§ **What to do**
A. Using the passage below on Lindsay's post office, answer each question:
(i) Where does the frame building that served as the post office from 1861 to 1888 still stand?
(ii) What popular majority did the referendum give in favor of Britton's corner?
(iii) In what year did street delivery arrive?
B. According to the Lindsay post office passage below, why are the criticisms made of the site in 1887 no longer valid?

§ **Document excerpt**
════════════════

Two other buildings worthy of mention are the present Post Office and the Academy of Music.

From 1861 to 1888, the post office was a modest frame building which still stands on Lindsay Street South next to the skating rink. A new building of brick was promised by the government in 1887 and the choice of a site wavered between the old English church lot (the present location) and Britton's corner. The former site was criticized as being too far west and out of the center of the town and a referendum, brought on by frantic disputants, gave a popular majority of 239 in favor of Britton's corner. It seems, however, that the referendum was out of order and that the federal Post Office Department had already purchased the other site. The criticisms of 1887, moreover, are no longer valid, for Lindsay, like most towns and cities in the northern hemisphere, has grown steadily towards the west and north, so that the Post Office is now quite central. The advent of street delivery in 1919 has further shelved the question.

════════════════

§ **Stored data**
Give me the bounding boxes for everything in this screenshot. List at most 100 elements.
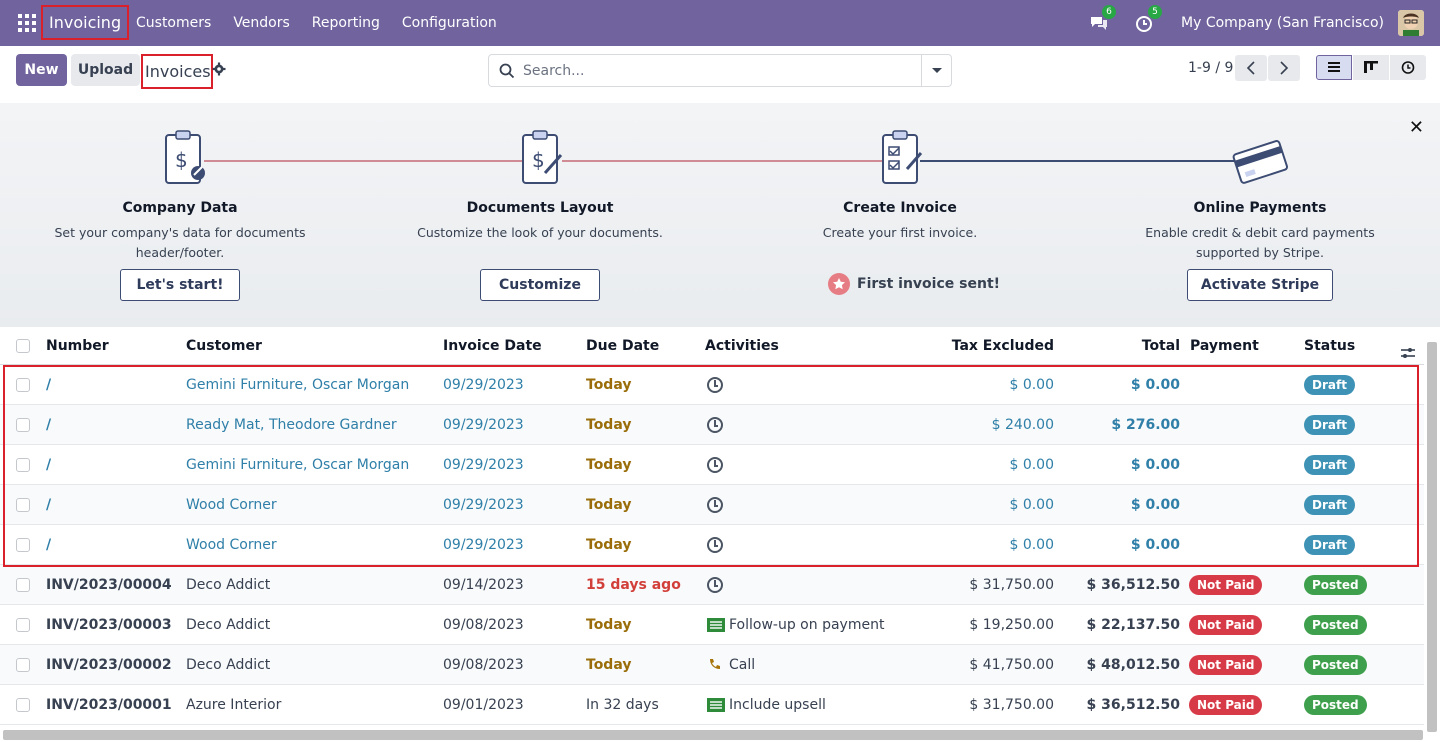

════════════════

§ **Task results**
A.
(i) On Lindsay Street South, next to the skating rink.
(ii) A majority of 239.
(iii) 1919.

B. In 1887 the site was criticized as too far west and out of the center of town. Since then Lindsay has grown steadily toward the west and north, so the Post Office is now quite central.